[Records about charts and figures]
╭──
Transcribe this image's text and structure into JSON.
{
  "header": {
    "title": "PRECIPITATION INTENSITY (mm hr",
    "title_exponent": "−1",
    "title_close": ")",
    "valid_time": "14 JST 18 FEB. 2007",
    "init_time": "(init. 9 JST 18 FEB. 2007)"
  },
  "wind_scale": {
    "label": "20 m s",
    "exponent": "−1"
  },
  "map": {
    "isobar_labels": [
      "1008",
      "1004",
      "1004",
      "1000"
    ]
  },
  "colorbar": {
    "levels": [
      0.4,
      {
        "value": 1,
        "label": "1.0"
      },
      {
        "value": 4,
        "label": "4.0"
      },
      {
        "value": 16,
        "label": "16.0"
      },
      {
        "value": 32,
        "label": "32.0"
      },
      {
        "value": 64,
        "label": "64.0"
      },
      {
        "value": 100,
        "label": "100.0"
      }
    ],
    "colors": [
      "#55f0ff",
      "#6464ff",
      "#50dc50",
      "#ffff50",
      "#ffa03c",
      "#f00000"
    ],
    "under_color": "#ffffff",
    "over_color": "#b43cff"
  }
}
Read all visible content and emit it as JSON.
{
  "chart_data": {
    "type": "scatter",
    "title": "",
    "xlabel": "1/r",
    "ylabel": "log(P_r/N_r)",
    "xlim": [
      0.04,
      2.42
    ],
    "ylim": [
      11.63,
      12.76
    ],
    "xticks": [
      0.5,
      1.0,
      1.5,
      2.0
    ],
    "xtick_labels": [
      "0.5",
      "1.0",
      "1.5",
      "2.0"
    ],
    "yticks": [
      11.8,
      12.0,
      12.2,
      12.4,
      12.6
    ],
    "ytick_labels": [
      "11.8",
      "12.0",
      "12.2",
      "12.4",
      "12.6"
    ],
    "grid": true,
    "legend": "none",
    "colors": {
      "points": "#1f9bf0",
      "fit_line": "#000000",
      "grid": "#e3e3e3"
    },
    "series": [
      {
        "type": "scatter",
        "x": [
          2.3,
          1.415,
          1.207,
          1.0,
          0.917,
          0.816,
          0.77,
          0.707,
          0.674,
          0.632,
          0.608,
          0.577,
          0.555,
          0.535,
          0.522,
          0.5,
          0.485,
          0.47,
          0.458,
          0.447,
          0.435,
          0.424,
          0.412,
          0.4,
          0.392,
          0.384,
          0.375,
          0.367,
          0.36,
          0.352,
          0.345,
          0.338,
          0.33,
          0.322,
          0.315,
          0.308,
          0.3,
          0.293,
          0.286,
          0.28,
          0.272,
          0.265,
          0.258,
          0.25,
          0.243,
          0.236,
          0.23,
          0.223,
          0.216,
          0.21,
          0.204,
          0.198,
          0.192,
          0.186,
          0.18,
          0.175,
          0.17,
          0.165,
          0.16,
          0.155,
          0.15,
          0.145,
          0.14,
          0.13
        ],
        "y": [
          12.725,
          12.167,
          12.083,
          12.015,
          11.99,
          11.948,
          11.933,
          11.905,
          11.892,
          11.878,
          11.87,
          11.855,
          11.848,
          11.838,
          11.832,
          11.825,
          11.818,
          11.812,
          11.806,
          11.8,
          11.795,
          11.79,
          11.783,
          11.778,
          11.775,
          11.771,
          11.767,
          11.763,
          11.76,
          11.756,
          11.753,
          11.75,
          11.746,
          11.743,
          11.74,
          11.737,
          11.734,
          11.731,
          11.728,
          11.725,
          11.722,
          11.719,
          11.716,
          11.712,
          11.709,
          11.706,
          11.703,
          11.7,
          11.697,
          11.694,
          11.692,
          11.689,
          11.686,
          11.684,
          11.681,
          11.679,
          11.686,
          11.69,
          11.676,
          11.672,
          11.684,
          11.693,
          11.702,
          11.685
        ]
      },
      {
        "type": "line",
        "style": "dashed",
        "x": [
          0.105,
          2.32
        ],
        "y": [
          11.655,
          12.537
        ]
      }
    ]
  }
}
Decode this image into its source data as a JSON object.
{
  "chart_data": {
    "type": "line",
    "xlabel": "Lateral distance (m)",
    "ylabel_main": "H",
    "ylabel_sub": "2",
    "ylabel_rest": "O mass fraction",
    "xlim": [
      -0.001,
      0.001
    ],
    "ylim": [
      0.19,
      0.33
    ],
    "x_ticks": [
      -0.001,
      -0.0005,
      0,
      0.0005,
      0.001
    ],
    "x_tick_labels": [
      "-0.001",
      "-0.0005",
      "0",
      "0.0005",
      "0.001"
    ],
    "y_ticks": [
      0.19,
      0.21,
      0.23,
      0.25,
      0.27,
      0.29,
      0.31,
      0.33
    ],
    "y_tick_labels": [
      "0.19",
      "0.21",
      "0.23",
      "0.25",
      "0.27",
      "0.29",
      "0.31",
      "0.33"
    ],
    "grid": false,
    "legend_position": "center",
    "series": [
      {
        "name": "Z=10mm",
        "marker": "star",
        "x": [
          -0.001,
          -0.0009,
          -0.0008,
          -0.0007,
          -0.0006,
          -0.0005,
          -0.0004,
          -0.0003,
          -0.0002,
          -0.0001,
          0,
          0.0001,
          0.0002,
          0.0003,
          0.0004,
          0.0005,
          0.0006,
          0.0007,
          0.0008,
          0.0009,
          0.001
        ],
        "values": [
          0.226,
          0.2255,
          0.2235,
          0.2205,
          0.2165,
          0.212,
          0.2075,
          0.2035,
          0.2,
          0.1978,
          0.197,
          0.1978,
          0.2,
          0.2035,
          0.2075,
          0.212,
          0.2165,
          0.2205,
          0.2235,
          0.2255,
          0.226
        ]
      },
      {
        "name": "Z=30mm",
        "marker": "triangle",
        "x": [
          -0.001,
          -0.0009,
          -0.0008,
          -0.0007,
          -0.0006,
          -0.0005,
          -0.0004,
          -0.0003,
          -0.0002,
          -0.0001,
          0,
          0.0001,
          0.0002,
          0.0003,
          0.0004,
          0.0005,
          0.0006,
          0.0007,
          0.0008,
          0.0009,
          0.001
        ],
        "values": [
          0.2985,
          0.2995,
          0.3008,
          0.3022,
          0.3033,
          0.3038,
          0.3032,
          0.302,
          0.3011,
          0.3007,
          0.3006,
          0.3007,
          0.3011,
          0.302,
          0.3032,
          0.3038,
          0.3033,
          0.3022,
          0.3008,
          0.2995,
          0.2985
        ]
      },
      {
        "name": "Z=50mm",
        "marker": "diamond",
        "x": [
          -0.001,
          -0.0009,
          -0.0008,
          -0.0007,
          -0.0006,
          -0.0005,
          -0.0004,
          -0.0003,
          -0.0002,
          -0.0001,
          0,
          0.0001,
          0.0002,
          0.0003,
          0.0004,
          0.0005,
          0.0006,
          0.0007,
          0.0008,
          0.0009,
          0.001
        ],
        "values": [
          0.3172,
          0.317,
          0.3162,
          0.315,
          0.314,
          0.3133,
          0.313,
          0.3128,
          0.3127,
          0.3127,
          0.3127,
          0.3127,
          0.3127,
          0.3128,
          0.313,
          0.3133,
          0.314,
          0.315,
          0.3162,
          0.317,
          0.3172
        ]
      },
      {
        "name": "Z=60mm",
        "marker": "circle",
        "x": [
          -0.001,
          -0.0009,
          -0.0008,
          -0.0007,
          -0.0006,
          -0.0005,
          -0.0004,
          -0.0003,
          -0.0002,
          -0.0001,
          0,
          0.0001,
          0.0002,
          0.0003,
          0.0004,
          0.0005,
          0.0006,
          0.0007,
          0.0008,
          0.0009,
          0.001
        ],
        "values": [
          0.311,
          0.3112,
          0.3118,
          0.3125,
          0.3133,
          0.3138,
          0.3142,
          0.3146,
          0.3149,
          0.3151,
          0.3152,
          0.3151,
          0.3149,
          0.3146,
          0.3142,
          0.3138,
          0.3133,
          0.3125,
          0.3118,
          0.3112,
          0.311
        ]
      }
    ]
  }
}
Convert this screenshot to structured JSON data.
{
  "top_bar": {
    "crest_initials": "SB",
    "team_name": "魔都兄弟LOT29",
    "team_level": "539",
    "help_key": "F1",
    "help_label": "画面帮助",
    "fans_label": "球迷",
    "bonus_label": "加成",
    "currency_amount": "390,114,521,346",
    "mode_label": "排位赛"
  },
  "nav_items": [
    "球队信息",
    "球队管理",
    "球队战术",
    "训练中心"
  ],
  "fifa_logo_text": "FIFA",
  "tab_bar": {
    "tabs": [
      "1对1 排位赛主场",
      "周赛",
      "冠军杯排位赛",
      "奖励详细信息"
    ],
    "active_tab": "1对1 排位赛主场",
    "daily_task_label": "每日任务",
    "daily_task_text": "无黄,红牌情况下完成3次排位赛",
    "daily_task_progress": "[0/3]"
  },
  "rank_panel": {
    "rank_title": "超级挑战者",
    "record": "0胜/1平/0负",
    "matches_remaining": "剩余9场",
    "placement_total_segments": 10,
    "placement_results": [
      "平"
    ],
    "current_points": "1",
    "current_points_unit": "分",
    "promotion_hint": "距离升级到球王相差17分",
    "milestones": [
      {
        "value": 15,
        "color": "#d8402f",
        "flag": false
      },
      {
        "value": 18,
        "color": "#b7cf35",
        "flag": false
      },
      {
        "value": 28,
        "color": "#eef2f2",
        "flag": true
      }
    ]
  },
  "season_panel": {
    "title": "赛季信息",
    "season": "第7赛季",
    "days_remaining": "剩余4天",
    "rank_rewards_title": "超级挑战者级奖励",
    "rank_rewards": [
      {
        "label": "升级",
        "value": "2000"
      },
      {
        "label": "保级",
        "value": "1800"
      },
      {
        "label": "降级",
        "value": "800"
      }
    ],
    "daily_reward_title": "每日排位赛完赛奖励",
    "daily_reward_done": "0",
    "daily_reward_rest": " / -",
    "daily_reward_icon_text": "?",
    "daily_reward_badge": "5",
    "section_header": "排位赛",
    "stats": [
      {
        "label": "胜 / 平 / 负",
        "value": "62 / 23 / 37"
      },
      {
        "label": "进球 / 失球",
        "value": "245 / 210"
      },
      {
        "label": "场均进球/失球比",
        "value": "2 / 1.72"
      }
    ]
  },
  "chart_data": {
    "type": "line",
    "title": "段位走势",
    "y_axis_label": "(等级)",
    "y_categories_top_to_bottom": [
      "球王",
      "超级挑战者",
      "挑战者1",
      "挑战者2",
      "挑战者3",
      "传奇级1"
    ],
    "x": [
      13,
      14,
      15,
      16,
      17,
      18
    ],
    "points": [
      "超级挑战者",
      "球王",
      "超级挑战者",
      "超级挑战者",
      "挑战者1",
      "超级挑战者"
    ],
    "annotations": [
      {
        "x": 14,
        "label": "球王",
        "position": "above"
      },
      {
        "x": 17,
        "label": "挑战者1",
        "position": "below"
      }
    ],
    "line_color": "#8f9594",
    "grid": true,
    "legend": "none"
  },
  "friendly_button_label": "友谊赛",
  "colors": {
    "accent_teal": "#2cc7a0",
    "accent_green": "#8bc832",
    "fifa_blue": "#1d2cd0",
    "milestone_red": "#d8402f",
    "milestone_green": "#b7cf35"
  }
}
╰──
**What you should do:** Only lines with "xlabel" are wanted here; list each of them.

**Solved exercise:**
    "xlabel": "1/r",
    "xlabel": "Lateral distance (m)",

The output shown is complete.